▶ [Work instructions]
Locate every line in the records that contains the word "shelf" and copy each of those lines.

▶ [Data for processing]
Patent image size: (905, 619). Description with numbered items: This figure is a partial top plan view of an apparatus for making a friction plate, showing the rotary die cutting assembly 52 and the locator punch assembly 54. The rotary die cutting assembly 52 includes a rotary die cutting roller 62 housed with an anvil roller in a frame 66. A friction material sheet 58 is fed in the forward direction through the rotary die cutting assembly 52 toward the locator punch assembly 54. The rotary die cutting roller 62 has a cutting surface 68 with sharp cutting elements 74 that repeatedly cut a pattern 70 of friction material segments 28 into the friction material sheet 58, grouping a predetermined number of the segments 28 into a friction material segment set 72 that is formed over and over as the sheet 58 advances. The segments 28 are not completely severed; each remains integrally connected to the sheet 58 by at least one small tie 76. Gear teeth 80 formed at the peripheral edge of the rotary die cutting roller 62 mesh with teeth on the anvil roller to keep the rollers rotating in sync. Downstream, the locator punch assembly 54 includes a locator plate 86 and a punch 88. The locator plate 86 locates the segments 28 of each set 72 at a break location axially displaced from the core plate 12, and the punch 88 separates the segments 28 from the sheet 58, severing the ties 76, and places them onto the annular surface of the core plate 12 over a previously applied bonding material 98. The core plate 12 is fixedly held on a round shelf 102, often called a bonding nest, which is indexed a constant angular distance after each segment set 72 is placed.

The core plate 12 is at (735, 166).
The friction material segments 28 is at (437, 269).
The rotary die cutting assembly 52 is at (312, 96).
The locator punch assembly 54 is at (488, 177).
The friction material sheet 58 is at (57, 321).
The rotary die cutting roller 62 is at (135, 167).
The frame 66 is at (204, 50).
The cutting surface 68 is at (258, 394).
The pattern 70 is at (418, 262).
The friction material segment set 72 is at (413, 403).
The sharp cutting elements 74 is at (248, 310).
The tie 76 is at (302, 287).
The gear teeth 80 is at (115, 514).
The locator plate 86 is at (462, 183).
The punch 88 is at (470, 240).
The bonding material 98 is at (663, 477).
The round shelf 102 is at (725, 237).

▶ [The result]
Patent image size: (905, 619). Description with numbered items: This figure is a partial top plan view of an apparatus for making a friction plate, showing the rotary die cutting assembly 52 and the locator punch assembly 54. The rotary die cutting assembly 52 includes a rotary die cutting roller 62 housed with an anvil roller in a frame 66. A friction material sheet 58 is fed in the forward direction through the rotary die cutting assembly 52 toward the locator punch assembly 54. The rotary die cutting roller 62 has a cutting surface 68 with sharp cutting elements 74 that repeatedly cut a pattern 70 of friction material segments 28 into the friction material sheet 58, grouping a predetermined number of the segments 28 into a friction material segment set 72 that is formed over and over as the sheet 58 advances. The segments 28 are not completely severed; each remains integrally connected to the sheet 58 by at least one small tie 76. Gear teeth 80 formed at the peripheral edge of the rotary die cutting roller 62 mesh with teeth on the anvil roller to keep the rollers rotating in sync. Downstream, the locator punch assembly 54 includes a locator plate 86 and a punch 88. The locator plate 86 locates the segments 28 of each set 72 at a break location axially displaced from the core plate 12, and the punch 88 separates the segments 28 from the sheet 58, severing the ties 76, and places them onto the annular surface of the core plate 12 over a previously applied bonding material 98. The core plate 12 is fixedly held on a round shelf 102, often called a bonding nest, which is indexed a constant angular distance after each segment set 72 is placed.
The round shelf 102 is at (725, 237).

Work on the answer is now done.